DO THIS: Lines that hold the word "Polsce" should be located and copied.

** begin SUPPLIED DATA **

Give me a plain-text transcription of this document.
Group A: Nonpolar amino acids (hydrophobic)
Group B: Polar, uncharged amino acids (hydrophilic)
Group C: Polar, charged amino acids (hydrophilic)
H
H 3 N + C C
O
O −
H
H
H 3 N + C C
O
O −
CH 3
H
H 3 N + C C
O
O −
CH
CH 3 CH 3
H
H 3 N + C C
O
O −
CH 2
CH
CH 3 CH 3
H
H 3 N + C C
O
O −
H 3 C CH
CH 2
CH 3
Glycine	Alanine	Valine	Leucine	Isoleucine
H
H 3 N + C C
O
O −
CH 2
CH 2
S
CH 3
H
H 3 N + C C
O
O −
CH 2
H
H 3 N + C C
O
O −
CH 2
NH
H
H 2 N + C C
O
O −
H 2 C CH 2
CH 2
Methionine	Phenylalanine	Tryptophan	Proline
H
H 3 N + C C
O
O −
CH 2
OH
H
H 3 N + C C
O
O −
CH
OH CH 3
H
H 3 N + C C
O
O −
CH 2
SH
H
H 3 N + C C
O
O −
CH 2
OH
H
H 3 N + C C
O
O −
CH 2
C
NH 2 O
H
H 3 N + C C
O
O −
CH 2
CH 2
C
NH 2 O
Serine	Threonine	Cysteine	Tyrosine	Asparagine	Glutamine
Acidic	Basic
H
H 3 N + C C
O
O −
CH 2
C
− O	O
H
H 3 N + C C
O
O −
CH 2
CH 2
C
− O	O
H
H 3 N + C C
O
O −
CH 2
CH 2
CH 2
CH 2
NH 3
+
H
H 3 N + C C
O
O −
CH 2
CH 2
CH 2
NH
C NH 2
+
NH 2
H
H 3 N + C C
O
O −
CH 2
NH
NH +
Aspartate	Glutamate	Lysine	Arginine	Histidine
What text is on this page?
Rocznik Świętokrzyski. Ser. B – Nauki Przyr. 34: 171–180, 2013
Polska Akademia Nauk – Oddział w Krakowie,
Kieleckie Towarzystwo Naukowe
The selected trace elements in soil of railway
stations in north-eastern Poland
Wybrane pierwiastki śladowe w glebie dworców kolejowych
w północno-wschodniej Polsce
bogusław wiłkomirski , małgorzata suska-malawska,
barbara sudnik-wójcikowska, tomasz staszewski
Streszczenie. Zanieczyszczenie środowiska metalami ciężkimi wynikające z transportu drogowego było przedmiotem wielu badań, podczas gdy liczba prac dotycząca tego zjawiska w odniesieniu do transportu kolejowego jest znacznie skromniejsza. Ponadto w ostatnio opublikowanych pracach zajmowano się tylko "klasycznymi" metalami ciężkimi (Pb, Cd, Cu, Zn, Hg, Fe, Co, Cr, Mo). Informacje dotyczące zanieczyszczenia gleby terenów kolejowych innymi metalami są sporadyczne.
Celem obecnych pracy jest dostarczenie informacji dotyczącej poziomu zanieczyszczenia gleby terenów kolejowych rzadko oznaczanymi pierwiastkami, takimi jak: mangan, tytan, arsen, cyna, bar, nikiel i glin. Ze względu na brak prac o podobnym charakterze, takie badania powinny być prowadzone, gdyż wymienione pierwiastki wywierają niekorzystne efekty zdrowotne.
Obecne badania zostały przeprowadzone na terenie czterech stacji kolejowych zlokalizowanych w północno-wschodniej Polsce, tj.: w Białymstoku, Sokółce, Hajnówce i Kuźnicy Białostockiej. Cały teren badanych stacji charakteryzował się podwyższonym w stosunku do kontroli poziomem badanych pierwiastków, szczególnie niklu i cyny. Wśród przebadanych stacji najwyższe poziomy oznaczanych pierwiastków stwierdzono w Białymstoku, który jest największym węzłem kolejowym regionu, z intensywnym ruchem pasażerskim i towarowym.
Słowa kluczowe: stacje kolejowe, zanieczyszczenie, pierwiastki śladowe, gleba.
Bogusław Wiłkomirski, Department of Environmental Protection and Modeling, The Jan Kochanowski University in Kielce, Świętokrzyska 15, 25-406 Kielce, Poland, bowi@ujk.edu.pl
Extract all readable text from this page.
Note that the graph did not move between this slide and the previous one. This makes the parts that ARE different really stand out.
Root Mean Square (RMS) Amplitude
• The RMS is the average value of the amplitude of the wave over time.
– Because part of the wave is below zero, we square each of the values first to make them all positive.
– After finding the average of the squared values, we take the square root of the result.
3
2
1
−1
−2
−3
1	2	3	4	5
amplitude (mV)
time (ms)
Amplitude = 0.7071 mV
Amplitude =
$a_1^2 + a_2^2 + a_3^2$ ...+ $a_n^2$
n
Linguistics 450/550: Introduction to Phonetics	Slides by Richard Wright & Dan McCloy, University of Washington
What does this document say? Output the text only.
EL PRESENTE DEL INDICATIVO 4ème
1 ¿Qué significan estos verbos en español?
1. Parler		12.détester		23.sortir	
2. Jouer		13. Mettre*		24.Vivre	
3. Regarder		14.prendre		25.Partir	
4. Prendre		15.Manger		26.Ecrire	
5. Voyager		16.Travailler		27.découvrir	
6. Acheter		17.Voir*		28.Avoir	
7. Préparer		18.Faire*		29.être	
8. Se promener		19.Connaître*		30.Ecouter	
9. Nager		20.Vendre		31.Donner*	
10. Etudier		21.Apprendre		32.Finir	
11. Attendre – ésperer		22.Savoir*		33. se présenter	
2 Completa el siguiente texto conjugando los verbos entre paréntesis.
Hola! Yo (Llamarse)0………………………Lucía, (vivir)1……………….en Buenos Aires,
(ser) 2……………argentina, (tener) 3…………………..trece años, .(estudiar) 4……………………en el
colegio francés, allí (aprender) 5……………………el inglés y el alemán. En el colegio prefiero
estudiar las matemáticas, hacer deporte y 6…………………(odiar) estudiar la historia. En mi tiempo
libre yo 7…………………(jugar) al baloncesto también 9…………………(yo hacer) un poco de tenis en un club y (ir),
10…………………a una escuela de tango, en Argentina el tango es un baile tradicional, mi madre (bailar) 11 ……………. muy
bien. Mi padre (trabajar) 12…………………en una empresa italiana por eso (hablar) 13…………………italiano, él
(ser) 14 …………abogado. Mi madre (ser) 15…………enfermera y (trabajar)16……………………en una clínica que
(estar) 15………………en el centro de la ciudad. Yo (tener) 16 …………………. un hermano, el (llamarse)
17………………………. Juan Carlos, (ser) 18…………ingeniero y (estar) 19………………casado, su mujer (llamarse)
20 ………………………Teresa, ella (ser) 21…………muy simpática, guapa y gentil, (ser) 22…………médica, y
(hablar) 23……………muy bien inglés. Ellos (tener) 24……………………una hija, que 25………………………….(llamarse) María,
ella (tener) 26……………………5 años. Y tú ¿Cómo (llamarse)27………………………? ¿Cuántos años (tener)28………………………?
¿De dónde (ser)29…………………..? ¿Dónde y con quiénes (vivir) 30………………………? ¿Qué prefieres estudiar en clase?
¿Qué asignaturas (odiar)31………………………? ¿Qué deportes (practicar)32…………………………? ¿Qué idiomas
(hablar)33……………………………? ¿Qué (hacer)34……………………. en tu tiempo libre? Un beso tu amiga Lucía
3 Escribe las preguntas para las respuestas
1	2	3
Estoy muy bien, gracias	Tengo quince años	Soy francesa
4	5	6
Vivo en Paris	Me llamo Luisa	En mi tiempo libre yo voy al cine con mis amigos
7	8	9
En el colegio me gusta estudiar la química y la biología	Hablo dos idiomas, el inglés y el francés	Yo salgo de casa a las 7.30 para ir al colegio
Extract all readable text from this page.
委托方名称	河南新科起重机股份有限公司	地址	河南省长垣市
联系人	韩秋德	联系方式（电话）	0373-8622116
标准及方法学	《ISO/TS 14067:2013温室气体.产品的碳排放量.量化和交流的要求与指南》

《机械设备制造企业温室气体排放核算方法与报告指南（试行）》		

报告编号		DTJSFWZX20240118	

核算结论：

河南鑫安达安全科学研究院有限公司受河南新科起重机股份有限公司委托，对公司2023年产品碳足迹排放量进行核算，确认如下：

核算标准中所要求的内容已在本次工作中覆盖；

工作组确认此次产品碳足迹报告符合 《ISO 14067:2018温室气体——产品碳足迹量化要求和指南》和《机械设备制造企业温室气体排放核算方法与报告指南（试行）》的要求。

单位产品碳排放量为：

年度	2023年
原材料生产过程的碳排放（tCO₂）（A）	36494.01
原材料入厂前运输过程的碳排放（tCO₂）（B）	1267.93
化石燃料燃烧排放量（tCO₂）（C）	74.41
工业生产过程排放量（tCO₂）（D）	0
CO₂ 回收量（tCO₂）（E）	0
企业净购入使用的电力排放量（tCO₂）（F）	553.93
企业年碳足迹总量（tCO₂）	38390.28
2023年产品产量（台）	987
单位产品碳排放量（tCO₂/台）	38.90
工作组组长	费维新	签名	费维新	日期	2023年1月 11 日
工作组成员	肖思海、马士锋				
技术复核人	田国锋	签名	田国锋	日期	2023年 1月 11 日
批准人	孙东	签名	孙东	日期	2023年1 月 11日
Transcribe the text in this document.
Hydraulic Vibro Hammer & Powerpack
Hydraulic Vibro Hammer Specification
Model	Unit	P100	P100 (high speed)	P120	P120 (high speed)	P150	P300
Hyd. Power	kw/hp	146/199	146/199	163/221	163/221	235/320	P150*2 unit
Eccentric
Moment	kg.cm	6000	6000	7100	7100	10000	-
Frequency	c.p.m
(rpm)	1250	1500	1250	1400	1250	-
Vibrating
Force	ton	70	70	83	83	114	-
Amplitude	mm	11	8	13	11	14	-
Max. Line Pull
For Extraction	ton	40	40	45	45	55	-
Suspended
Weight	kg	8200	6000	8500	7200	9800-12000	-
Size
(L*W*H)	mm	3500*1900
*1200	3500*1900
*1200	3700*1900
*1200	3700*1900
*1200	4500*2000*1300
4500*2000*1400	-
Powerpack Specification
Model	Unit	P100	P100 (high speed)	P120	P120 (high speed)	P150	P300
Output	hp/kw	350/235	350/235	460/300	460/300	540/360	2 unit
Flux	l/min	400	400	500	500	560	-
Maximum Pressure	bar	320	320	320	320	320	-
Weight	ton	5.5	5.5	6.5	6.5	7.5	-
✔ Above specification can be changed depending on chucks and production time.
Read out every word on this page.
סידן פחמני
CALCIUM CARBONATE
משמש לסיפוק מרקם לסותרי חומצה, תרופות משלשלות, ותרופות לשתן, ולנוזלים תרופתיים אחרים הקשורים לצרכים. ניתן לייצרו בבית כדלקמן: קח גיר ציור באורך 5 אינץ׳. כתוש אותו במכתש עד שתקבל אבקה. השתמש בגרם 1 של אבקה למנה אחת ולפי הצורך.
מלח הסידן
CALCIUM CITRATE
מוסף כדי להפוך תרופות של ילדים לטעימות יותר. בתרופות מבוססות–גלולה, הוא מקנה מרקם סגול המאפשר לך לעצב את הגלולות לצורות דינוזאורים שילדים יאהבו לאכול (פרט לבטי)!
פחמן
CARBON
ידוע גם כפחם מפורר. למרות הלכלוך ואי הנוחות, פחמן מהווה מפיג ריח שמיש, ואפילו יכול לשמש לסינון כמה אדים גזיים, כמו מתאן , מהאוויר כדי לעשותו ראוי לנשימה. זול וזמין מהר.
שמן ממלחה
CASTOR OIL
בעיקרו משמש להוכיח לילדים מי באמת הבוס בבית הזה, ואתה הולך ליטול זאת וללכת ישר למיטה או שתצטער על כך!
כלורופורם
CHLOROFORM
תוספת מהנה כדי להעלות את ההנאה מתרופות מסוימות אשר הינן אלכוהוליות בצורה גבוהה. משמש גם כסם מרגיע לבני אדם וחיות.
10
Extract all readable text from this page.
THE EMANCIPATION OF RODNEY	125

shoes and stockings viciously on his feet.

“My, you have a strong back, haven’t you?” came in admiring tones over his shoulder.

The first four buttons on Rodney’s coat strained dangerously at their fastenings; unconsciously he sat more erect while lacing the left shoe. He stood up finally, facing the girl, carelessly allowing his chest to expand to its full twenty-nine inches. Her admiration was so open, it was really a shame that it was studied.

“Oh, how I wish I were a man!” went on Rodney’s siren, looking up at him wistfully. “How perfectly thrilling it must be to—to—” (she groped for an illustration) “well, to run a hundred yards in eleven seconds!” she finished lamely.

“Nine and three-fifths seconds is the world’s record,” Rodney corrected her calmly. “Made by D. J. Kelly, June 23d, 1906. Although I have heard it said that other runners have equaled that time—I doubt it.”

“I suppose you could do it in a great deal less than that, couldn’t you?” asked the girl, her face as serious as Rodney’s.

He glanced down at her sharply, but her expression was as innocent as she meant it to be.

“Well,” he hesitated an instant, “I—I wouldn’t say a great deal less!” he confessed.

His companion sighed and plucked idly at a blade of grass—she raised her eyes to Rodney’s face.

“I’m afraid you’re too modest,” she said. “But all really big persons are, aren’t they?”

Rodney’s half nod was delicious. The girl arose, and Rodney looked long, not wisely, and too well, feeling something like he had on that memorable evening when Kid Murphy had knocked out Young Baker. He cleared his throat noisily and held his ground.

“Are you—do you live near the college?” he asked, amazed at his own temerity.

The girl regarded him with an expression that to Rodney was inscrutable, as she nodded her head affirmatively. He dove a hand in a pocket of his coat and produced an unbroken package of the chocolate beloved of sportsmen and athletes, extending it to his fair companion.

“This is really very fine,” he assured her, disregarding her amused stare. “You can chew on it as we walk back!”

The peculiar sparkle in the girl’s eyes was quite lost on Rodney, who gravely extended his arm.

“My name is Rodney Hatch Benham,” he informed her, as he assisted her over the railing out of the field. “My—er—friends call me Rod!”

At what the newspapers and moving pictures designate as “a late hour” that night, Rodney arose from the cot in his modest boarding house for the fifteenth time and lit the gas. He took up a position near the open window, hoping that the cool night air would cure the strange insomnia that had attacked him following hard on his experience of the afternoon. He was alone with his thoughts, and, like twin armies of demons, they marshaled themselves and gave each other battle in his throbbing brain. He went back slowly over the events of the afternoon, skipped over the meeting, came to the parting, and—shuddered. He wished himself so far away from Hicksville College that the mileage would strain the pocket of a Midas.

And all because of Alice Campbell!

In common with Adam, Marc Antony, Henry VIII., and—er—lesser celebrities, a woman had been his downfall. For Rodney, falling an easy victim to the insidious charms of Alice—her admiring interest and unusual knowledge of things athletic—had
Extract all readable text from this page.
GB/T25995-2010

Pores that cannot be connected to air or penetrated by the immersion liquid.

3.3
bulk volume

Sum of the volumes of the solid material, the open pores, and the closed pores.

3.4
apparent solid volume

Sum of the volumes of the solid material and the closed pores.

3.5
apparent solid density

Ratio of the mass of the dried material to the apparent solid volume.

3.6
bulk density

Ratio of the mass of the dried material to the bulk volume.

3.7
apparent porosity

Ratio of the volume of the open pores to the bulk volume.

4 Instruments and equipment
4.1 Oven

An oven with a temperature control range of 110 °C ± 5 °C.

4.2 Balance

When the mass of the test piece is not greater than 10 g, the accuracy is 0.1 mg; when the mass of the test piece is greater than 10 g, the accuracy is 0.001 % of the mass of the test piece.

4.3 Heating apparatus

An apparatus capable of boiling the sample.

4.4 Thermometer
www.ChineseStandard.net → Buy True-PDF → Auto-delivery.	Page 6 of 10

** end SUPPLIED DATA **

EXERCISE RESPONSE:
w północno-wschodniej Polsce
Obecne badania zostały przeprowadzone na terenie czterech stacji kolejowych zlokalizowanych w północno-wschodniej Polsce, tj.: w Białymstoku, Sokółce, Hajnówce i Kuźnicy Białostockiej. Cały teren badanych stacji charakteryzował się podwyższonym w stosunku do kontroli poziomem badanych pierwiastków, szczególnie niklu i cyny. Wśród przebadanych stacji najwyższe poziomy oznaczanych pierwiastków stwierdzono w Białymstoku, który jest największym węzłem kolejowym regionu, z intensywnym ruchem pasażerskim i towarowym.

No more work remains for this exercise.